EXTRACT TO READ –
------------
But mystery lingers around the cloud all the same.
The German Federal Office for Radiation Protection reported the radiation cloud, and then on Oct. 9 pinpointed its likely origin as the southern Ural Mountains in Russia or Kazakhstan. That is near the closed town now called Ozersk but known as Chelyabinsk-40 when Fomina worked there as a young woman from 1954 to 1960. The agency said that the cause of the cloud “is still not clear.”
French radiation safety authorities mapped wind patterns and reached the same conclusion: the contamination was floating in from somewhere near Mayak, a region of cedar forests, lakes and swamps about 1,000 miles east of Moscow.
The French nuclear safety institute, which tracked the cloud, said that if the accident had occurred in France, authorities would have taken measures to protect the local population within a few miles, and taken precautions over longer distances to halt the sale of contaminated crops. But the concentrations in the air over Europe, the institute said in a Nov. 9 report, “are of no consequence for human health and for the environment.”
Puzzlingly, on Oct. 9, regional authorities in the Chelyabinsk region, home of the plant, issued a statement saying the Russian state nuclear corporation, Rosatom, had regularly tested the air and that “the radiation background in the region is within norms.”
------------
RECORDS FOR THIS EXERCISE –
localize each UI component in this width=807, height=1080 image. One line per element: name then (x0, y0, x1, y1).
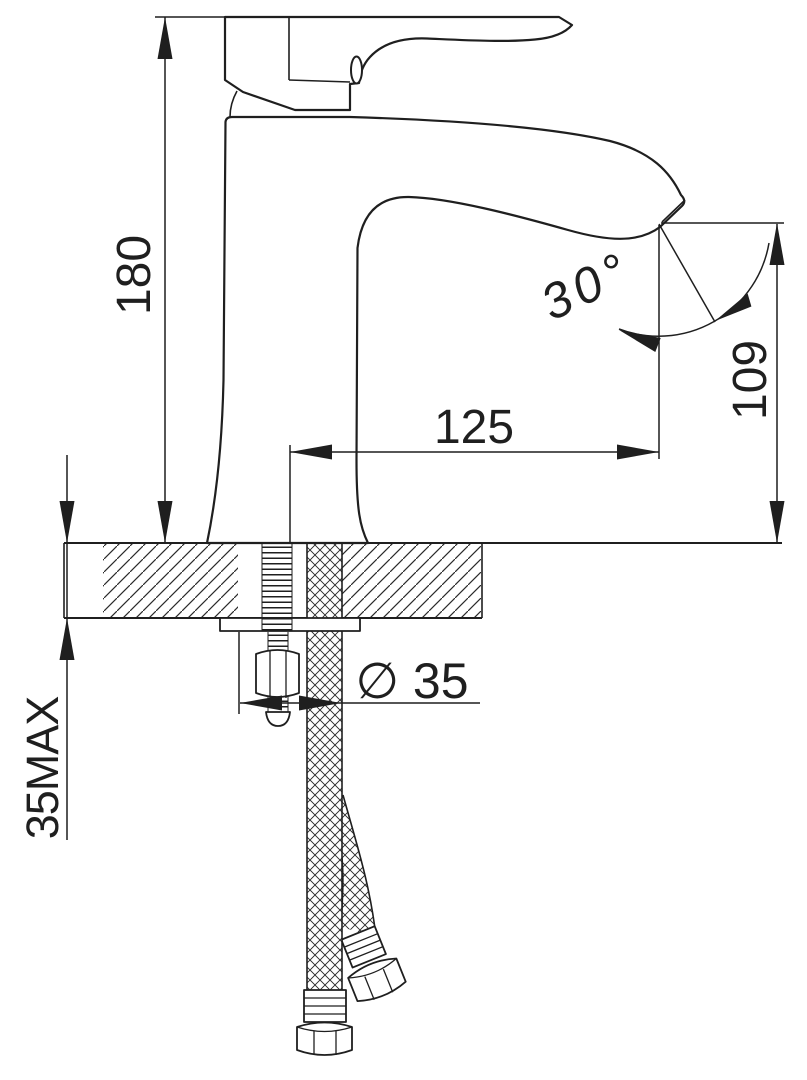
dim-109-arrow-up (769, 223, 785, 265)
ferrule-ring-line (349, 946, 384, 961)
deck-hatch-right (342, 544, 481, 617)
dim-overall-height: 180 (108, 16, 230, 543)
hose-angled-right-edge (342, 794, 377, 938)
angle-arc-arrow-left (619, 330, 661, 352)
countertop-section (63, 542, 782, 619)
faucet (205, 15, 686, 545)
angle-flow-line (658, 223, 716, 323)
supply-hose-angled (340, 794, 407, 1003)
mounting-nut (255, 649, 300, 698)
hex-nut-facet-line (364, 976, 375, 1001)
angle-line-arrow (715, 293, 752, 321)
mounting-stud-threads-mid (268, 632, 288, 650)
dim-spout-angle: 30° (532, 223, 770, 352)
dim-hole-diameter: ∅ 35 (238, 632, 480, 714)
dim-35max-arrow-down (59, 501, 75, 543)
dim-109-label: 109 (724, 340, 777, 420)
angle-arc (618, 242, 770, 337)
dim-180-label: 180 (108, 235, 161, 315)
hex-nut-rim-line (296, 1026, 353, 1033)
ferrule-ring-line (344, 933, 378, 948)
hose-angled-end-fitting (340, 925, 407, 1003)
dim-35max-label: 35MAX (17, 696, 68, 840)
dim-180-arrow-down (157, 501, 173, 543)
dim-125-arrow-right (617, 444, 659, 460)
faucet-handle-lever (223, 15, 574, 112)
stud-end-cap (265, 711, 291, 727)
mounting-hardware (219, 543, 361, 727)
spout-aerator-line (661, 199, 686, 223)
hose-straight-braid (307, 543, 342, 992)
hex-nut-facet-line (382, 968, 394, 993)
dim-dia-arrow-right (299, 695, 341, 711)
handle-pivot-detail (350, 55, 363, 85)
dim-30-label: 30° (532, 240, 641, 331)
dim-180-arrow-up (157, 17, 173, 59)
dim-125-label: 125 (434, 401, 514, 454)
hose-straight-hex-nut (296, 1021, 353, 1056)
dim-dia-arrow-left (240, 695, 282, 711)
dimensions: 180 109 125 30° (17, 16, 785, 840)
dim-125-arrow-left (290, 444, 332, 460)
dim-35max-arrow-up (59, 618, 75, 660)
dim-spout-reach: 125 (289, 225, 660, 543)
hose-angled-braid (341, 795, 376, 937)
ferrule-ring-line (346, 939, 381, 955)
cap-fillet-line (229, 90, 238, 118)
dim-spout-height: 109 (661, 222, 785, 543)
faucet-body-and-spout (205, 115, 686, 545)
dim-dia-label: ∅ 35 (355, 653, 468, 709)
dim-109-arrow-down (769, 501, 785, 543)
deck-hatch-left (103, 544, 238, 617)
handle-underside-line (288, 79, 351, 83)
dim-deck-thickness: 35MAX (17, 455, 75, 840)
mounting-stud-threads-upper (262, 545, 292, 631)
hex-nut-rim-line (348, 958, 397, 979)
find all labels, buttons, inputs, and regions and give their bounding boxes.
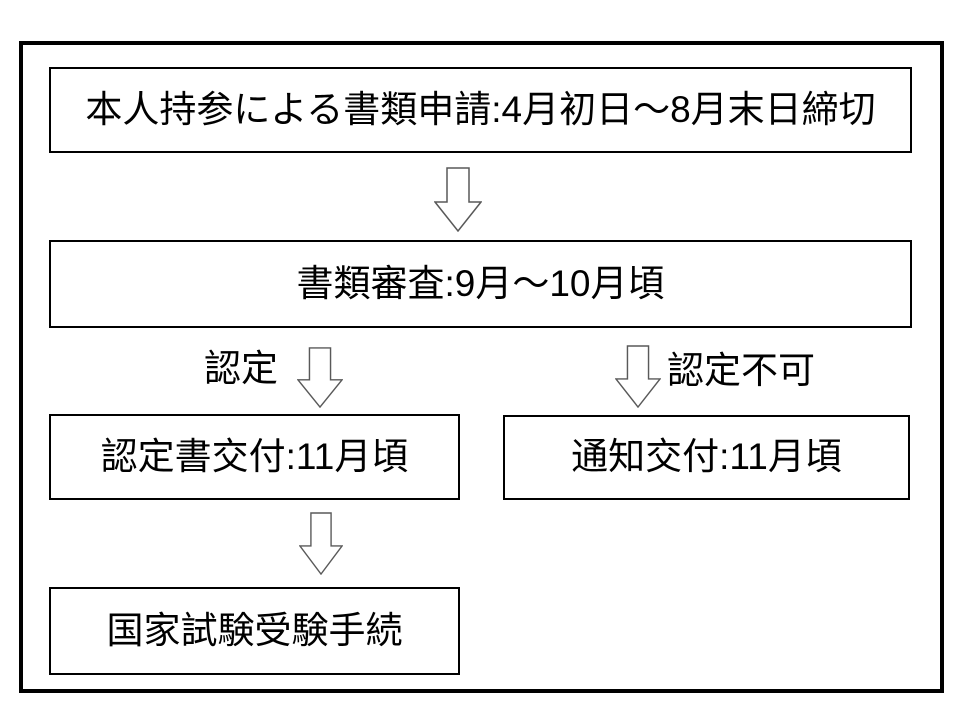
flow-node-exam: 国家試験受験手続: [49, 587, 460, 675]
------------
GOALS –
a) From the passage about the radiation cloud, output the words between "But mystery lingers" and "east of Moscow.", inclusive.
b) Return the lines of the entries between the lines holding "dim-109-arrow-up (769, 223, 785, 265)" and "ferrule-ring-line (346, 939, 381, 955)", inclusive, and nothing else.

RESULTS BY TASK –
a)
But mystery lingers around the cloud all the same.
The German Federal Office for Radiation Protection reported the radiation cloud, and then on Oct. 9 pinpointed its likely origin as the southern Ural Mountains in Russia or Kazakhstan. That is near the closed town now called Ozersk but known as Chelyabinsk-40 when Fomina worked there as a young woman from 1954 to 1960. The agency said that the cause of the cloud “is still not clear.”
French radiation safety authorities mapped wind patterns and reached the same conclusion: the contamination was floating in from somewhere near Mayak, a region of cedar forests, lakes and swamps about 1,000 miles east of Moscow.

b)
dim-109-arrow-up (769, 223, 785, 265)
ferrule-ring-line (349, 946, 384, 961)
deck-hatch-right (342, 544, 481, 617)
dim-overall-height: 180 (108, 16, 230, 543)
hose-angled-right-edge (342, 794, 377, 938)
angle-arc-arrow-left (619, 330, 661, 352)
countertop-section (63, 542, 782, 619)
faucet (205, 15, 686, 545)
angle-flow-line (658, 223, 716, 323)
supply-hose-angled (340, 794, 407, 1003)
mounting-nut (255, 649, 300, 698)
hex-nut-facet-line (364, 976, 375, 1001)
angle-line-arrow (715, 293, 752, 321)
mounting-stud-threads-mid (268, 632, 288, 650)
dim-spout-angle: 30° (532, 223, 770, 352)
dim-hole-diameter: ∅ 35 (238, 632, 480, 714)
dim-35max-arrow-down (59, 501, 75, 543)
dim-109-label: 109 (724, 340, 777, 420)
angle-arc (618, 242, 770, 337)
dim-180-label: 180 (108, 235, 161, 315)
hex-nut-rim-line (296, 1026, 353, 1033)
ferrule-ring-line (344, 933, 378, 948)
hose-angled-end-fitting (340, 925, 407, 1003)
dim-35max-label: 35MAX (17, 696, 68, 840)
dim-180-arrow-down (157, 501, 173, 543)
dim-125-arrow-right (617, 444, 659, 460)
faucet-handle-lever (223, 15, 574, 112)
stud-end-cap (265, 711, 291, 727)
mounting-hardware (219, 543, 361, 727)
spout-aerator-line (661, 199, 686, 223)
hose-straight-braid (307, 543, 342, 992)
hex-nut-facet-line (382, 968, 394, 993)
dim-dia-arrow-right (299, 695, 341, 711)
handle-pivot-detail (350, 55, 363, 85)
dim-30-label: 30° (532, 240, 641, 331)
dim-180-arrow-up (157, 17, 173, 59)
dim-125-label: 125 (434, 401, 514, 454)
hose-straight-hex-nut (296, 1021, 353, 1056)
dim-dia-arrow-left (240, 695, 282, 711)
dimensions: 180 109 125 30° (17, 16, 785, 840)
dim-125-arrow-left (290, 444, 332, 460)
dim-35max-arrow-up (59, 618, 75, 660)
dim-spout-reach: 125 (289, 225, 660, 543)
hose-angled-braid (341, 795, 376, 937)
ferrule-ring-line (346, 939, 381, 955)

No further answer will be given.